Repeat each entry as written and leave the images out of the copy.

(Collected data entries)
* START *

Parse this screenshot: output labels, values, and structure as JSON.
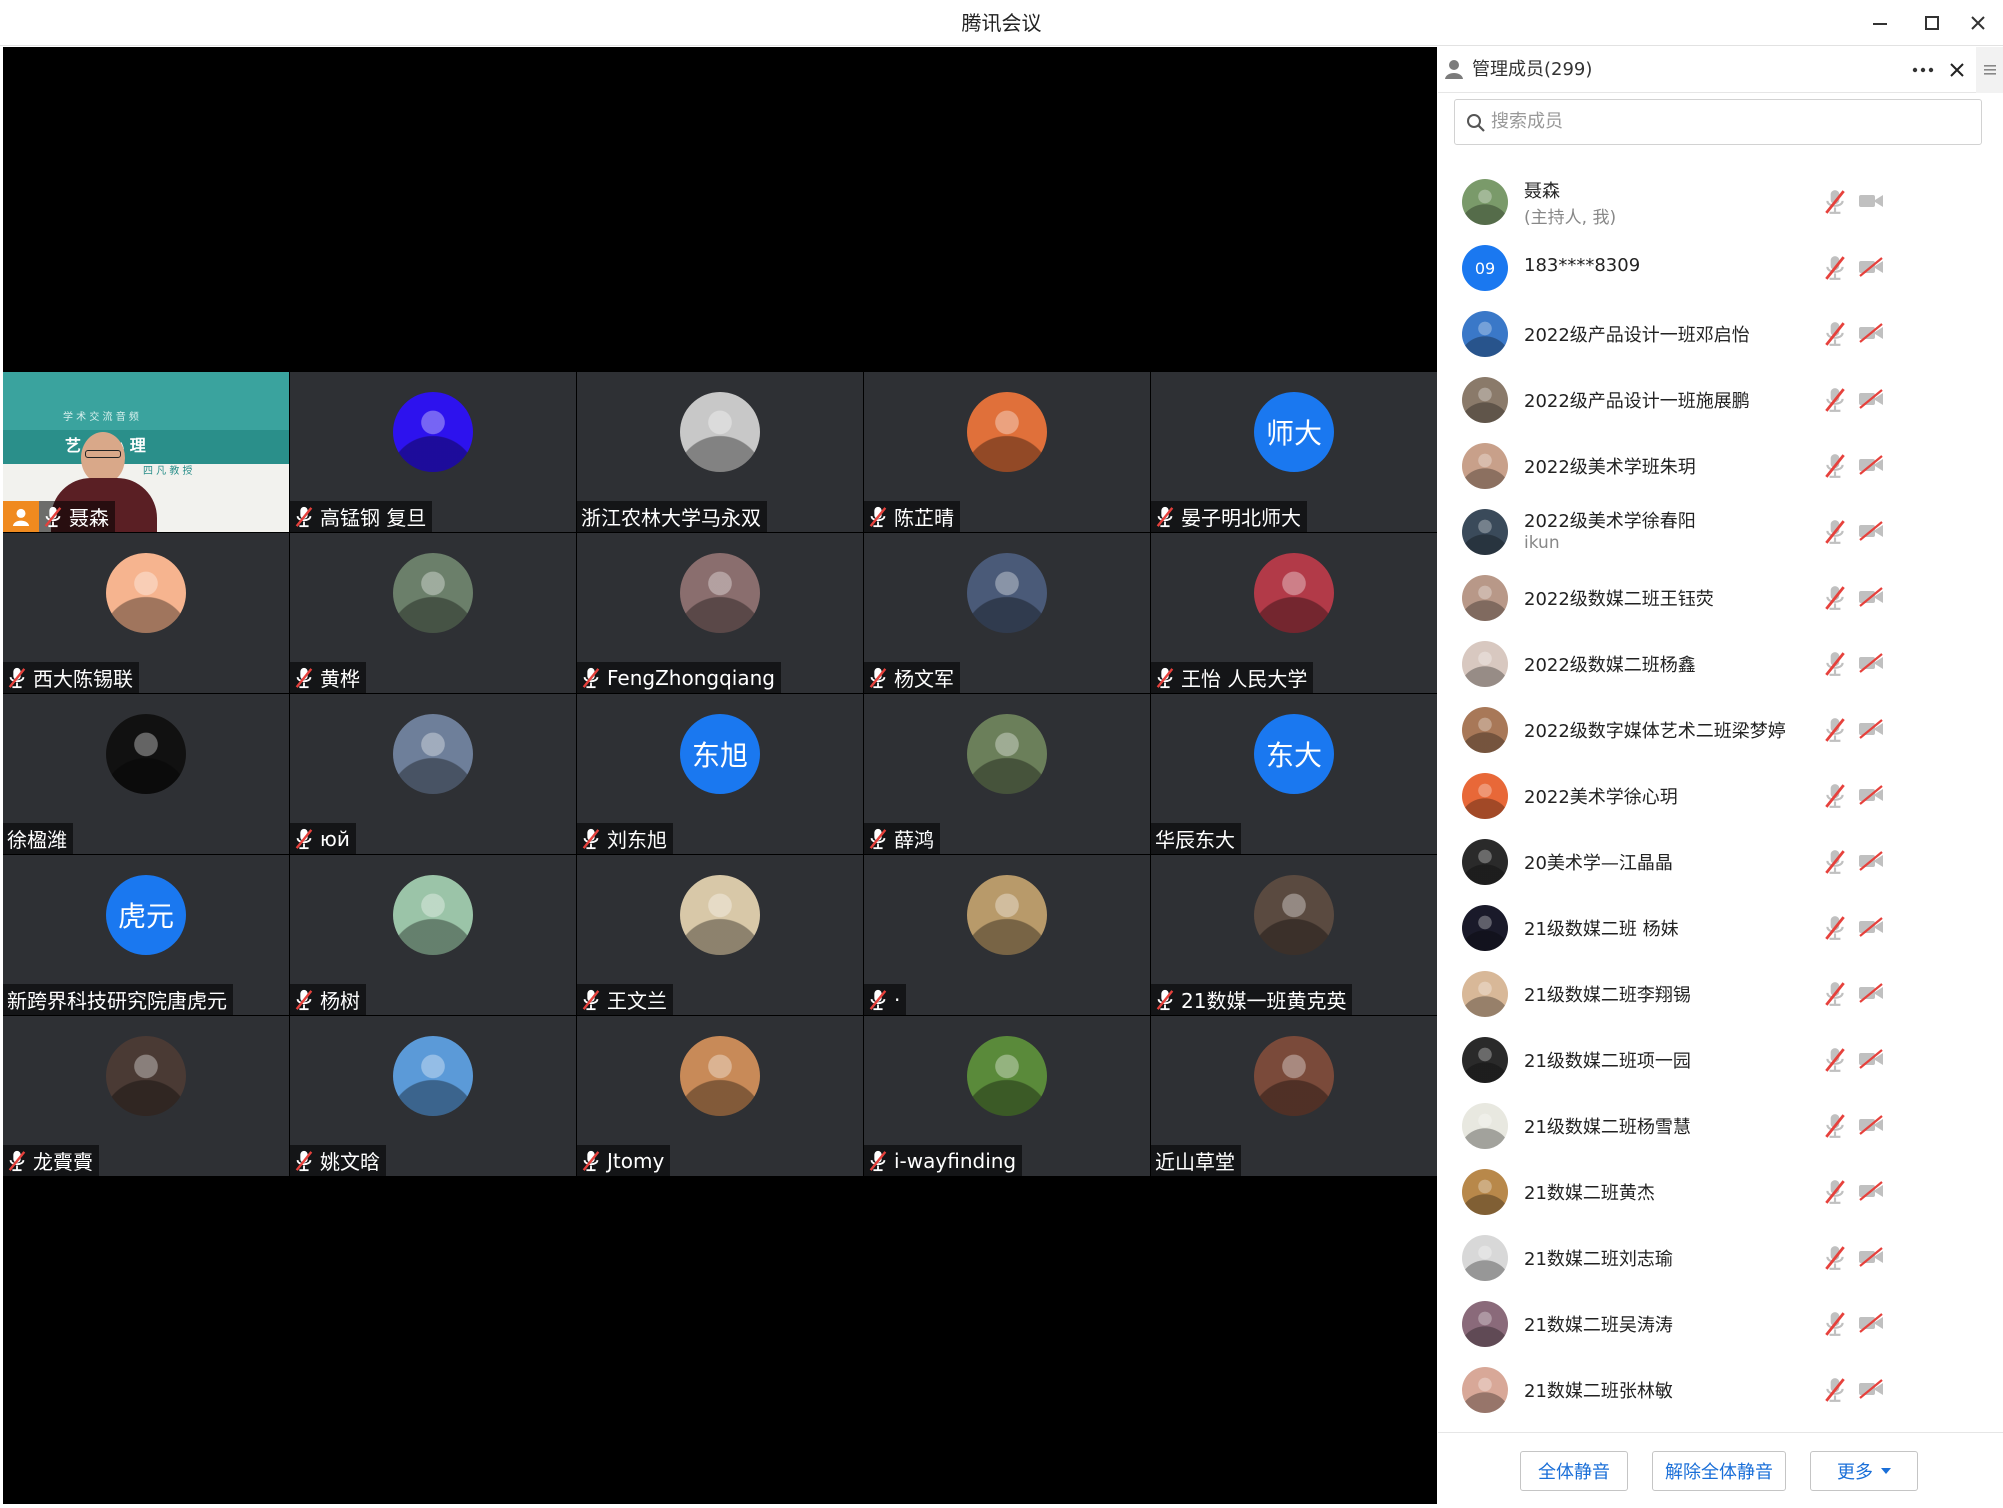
{
  "window": {
    "title": "腾讯会议"
  },
  "tiles": [
    {
      "name": "聂森",
      "avatar": "slide",
      "color": "#2a8f8a",
      "muted": true
    },
    {
      "name": "高锰钢 复旦",
      "avatar": "image",
      "color": "#2d12ee",
      "muted": true
    },
    {
      "name": "浙江农林大学马永双",
      "avatar": "image",
      "color": "#c8c8c8",
      "muted": false
    },
    {
      "name": "陈芷晴",
      "avatar": "image",
      "color": "#e0703a",
      "muted": true
    },
    {
      "name": "晏子明北师大",
      "avatar": "text",
      "avatar_text": "师大",
      "color": "#1a78f0",
      "muted": true
    },
    {
      "name": "西大陈锡联",
      "avatar": "image",
      "color": "#f6b48f",
      "muted": true
    },
    {
      "name": "黄桦",
      "avatar": "image",
      "color": "#6b7f6a",
      "muted": true
    },
    {
      "name": "FengZhongqiang",
      "avatar": "image",
      "color": "#8a6e6e",
      "muted": true
    },
    {
      "name": "杨文军",
      "avatar": "image",
      "color": "#4a5a78",
      "muted": true
    },
    {
      "name": "王怡  人民大学",
      "avatar": "image",
      "color": "#b23a48",
      "muted": true
    },
    {
      "name": "徐楹潍",
      "avatar": "image",
      "color": "#111111",
      "muted": false
    },
    {
      "name": "юй",
      "avatar": "image",
      "color": "#6e7f9a",
      "muted": true
    },
    {
      "name": "刘东旭",
      "avatar": "text",
      "avatar_text": "东旭",
      "color": "#1a78f0",
      "muted": true
    },
    {
      "name": "薛鸿",
      "avatar": "image",
      "color": "#6b7f5a",
      "muted": true
    },
    {
      "name": "华辰东大",
      "avatar": "text",
      "avatar_text": "东大",
      "color": "#1a78f0",
      "muted": false
    },
    {
      "name": "新跨界科技研究院唐虎元",
      "avatar": "text",
      "avatar_text": "虎元",
      "color": "#1a78f0",
      "muted": false
    },
    {
      "name": "杨树",
      "avatar": "image",
      "color": "#9bc4a8",
      "muted": true
    },
    {
      "name": "王文兰",
      "avatar": "image",
      "color": "#d8c8a8",
      "muted": true
    },
    {
      "name": "·",
      "avatar": "image",
      "color": "#b89a6a",
      "muted": true
    },
    {
      "name": "21数媒一班黄克英",
      "avatar": "image",
      "color": "#5a4a40",
      "muted": true
    },
    {
      "name": "龙賷賷",
      "avatar": "image",
      "color": "#4a3a34",
      "muted": true
    },
    {
      "name": "姚文晗",
      "avatar": "image",
      "color": "#5b9ad8",
      "muted": true
    },
    {
      "name": "Jtomy",
      "avatar": "image",
      "color": "#c88a58",
      "muted": true
    },
    {
      "name": "i-wayfinding",
      "avatar": "image",
      "color": "#5a8a3a",
      "muted": true
    },
    {
      "name": "近山草堂",
      "avatar": "image",
      "color": "#7a4a3a",
      "muted": false
    }
  ],
  "panel": {
    "title": "管理成员(299)",
    "search_placeholder": "搜索成员",
    "members": [
      {
        "name": "聂森",
        "sub": "(主持人, 我)",
        "avatar": "image",
        "color": "#7a9a6a",
        "cam_on": true
      },
      {
        "name": "183****8309",
        "avatar": "text",
        "avatar_text": "09",
        "color": "#1a78f0",
        "cam_on": false
      },
      {
        "name": "2022级产品设计一班邓启怡",
        "avatar": "image",
        "color": "#3a78c8",
        "cam_on": false
      },
      {
        "name": "2022级产品设计一班施展鹏",
        "avatar": "image",
        "color": "#8a7a6a",
        "cam_on": false
      },
      {
        "name": "2022级美术学班朱玥",
        "avatar": "image",
        "color": "#c8a08a",
        "cam_on": false
      },
      {
        "name": "2022级美术学徐春阳",
        "sub": "ikun",
        "avatar": "image",
        "color": "#3a4a5a",
        "cam_on": false
      },
      {
        "name": "2022级数媒二班王钰荧",
        "avatar": "image",
        "color": "#b89888",
        "cam_on": false
      },
      {
        "name": "2022级数媒二班杨鑫",
        "avatar": "image",
        "color": "#d8c8c0",
        "cam_on": false
      },
      {
        "name": "2022级数字媒体艺术二班梁梦婷",
        "avatar": "image",
        "color": "#a87858",
        "cam_on": false
      },
      {
        "name": "2022美术学徐心玥",
        "avatar": "image",
        "color": "#e86838",
        "cam_on": false
      },
      {
        "name": "20美术学—江晶晶",
        "avatar": "image",
        "color": "#2a2a2a",
        "cam_on": false
      },
      {
        "name": "21级数媒二班 杨妹",
        "avatar": "image",
        "color": "#1a1a2a",
        "cam_on": false
      },
      {
        "name": "21级数媒二班李翔锡",
        "avatar": "image",
        "color": "#d8b898",
        "cam_on": false
      },
      {
        "name": "21级数媒二班项一园",
        "avatar": "image",
        "color": "#2a2a2a",
        "cam_on": false
      },
      {
        "name": "21级数媒二班杨雪慧",
        "avatar": "image",
        "color": "#e8e8e0",
        "cam_on": false
      },
      {
        "name": "21数媒二班黄杰",
        "avatar": "image",
        "color": "#b8884a",
        "cam_on": false
      },
      {
        "name": "21数媒二班刘志瑜",
        "avatar": "image",
        "color": "#d8d8d8",
        "cam_on": false
      },
      {
        "name": "21数媒二班吴涛涛",
        "avatar": "image",
        "color": "#8a6a7a",
        "cam_on": false
      },
      {
        "name": "21数媒二班张林敏",
        "avatar": "image",
        "color": "#d8a898",
        "cam_on": false
      }
    ],
    "footer": {
      "mute_all": "全体静音",
      "unmute_all": "解除全体静音",
      "more": "更多"
    }
  },
  "slide": {
    "line1": "学 术 交 流 音 频",
    "line2": "艺 与 心 理",
    "line3": "四 凡 教 授"
  }
}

* END *

SOLUTION TO THIS PROBLEM:
Parse this screenshot: output labels, values, and structure as JSON.
{
  "window": {
    "title": "腾讯会议"
  },
  "tiles": [
    {
      "name": "聂森",
      "avatar": "slide",
      "color": "#2a8f8a",
      "muted": true
    },
    {
      "name": "高锰钢 复旦",
      "avatar": "image",
      "color": "#2d12ee",
      "muted": true
    },
    {
      "name": "浙江农林大学马永双",
      "avatar": "image",
      "color": "#c8c8c8",
      "muted": false
    },
    {
      "name": "陈芷晴",
      "avatar": "image",
      "color": "#e0703a",
      "muted": true
    },
    {
      "name": "晏子明北师大",
      "avatar": "text",
      "avatar_text": "师大",
      "color": "#1a78f0",
      "muted": true
    },
    {
      "name": "西大陈锡联",
      "avatar": "image",
      "color": "#f6b48f",
      "muted": true
    },
    {
      "name": "黄桦",
      "avatar": "image",
      "color": "#6b7f6a",
      "muted": true
    },
    {
      "name": "FengZhongqiang",
      "avatar": "image",
      "color": "#8a6e6e",
      "muted": true
    },
    {
      "name": "杨文军",
      "avatar": "image",
      "color": "#4a5a78",
      "muted": true
    },
    {
      "name": "王怡  人民大学",
      "avatar": "image",
      "color": "#b23a48",
      "muted": true
    },
    {
      "name": "徐楹潍",
      "avatar": "image",
      "color": "#111111",
      "muted": false
    },
    {
      "name": "юй",
      "avatar": "image",
      "color": "#6e7f9a",
      "muted": true
    },
    {
      "name": "刘东旭",
      "avatar": "text",
      "avatar_text": "东旭",
      "color": "#1a78f0",
      "muted": true
    },
    {
      "name": "薛鸿",
      "avatar": "image",
      "color": "#6b7f5a",
      "muted": true
    },
    {
      "name": "华辰东大",
      "avatar": "text",
      "avatar_text": "东大",
      "color": "#1a78f0",
      "muted": false
    },
    {
      "name": "新跨界科技研究院唐虎元",
      "avatar": "text",
      "avatar_text": "虎元",
      "color": "#1a78f0",
      "muted": false
    },
    {
      "name": "杨树",
      "avatar": "image",
      "color": "#9bc4a8",
      "muted": true
    },
    {
      "name": "王文兰",
      "avatar": "image",
      "color": "#d8c8a8",
      "muted": true
    },
    {
      "name": "·",
      "avatar": "image",
      "color": "#b89a6a",
      "muted": true
    },
    {
      "name": "21数媒一班黄克英",
      "avatar": "image",
      "color": "#5a4a40",
      "muted": true
    },
    {
      "name": "龙賷賷",
      "avatar": "image",
      "color": "#4a3a34",
      "muted": true
    },
    {
      "name": "姚文晗",
      "avatar": "image",
      "color": "#5b9ad8",
      "muted": true
    },
    {
      "name": "Jtomy",
      "avatar": "image",
      "color": "#c88a58",
      "muted": true
    },
    {
      "name": "i-wayfinding",
      "avatar": "image",
      "color": "#5a8a3a",
      "muted": true
    },
    {
      "name": "近山草堂",
      "avatar": "image",
      "color": "#7a4a3a",
      "muted": false
    }
  ],
  "panel": {
    "title": "管理成员(299)",
    "search_placeholder": "搜索成员",
    "members": [
      {
        "name": "聂森",
        "sub": "(主持人, 我)",
        "avatar": "image",
        "color": "#7a9a6a",
        "cam_on": true
      },
      {
        "name": "183****8309",
        "avatar": "text",
        "avatar_text": "09",
        "color": "#1a78f0",
        "cam_on": false
      },
      {
        "name": "2022级产品设计一班邓启怡",
        "avatar": "image",
        "color": "#3a78c8",
        "cam_on": false
      },
      {
        "name": "2022级产品设计一班施展鹏",
        "avatar": "image",
        "color": "#8a7a6a",
        "cam_on": false
      },
      {
        "name": "2022级美术学班朱玥",
        "avatar": "image",
        "color": "#c8a08a",
        "cam_on": false
      },
      {
        "name": "2022级美术学徐春阳",
        "sub": "ikun",
        "avatar": "image",
        "color": "#3a4a5a",
        "cam_on": false
      },
      {
        "name": "2022级数媒二班王钰荧",
        "avatar": "image",
        "color": "#b89888",
        "cam_on": false
      },
      {
        "name": "2022级数媒二班杨鑫",
        "avatar": "image",
        "color": "#d8c8c0",
        "cam_on": false
      },
      {
        "name": "2022级数字媒体艺术二班梁梦婷",
        "avatar": "image",
        "color": "#a87858",
        "cam_on": false
      },
      {
        "name": "2022美术学徐心玥",
        "avatar": "image",
        "color": "#e86838",
        "cam_on": false
      },
      {
        "name": "20美术学—江晶晶",
        "avatar": "image",
        "color": "#2a2a2a",
        "cam_on": false
      },
      {
        "name": "21级数媒二班 杨妹",
        "avatar": "image",
        "color": "#1a1a2a",
        "cam_on": false
      },
      {
        "name": "21级数媒二班李翔锡",
        "avatar": "image",
        "color": "#d8b898",
        "cam_on": false
      },
      {
        "name": "21级数媒二班项一园",
        "avatar": "image",
        "color": "#2a2a2a",
        "cam_on": false
      },
      {
        "name": "21级数媒二班杨雪慧",
        "avatar": "image",
        "color": "#e8e8e0",
        "cam_on": false
      },
      {
        "name": "21数媒二班黄杰",
        "avatar": "image",
        "color": "#b8884a",
        "cam_on": false
      },
      {
        "name": "21数媒二班刘志瑜",
        "avatar": "image",
        "color": "#d8d8d8",
        "cam_on": false
      },
      {
        "name": "21数媒二班吴涛涛",
        "avatar": "image",
        "color": "#8a6a7a",
        "cam_on": false
      },
      {
        "name": "21数媒二班张林敏",
        "avatar": "image",
        "color": "#d8a898",
        "cam_on": false
      }
    ],
    "footer": {
      "mute_all": "全体静音",
      "unmute_all": "解除全体静音",
      "more": "更多"
    }
  },
  "slide": {
    "line1": "学 术 交 流 音 频",
    "line2": "艺 与 心 理",
    "line3": "四 凡 教 授"
  }
}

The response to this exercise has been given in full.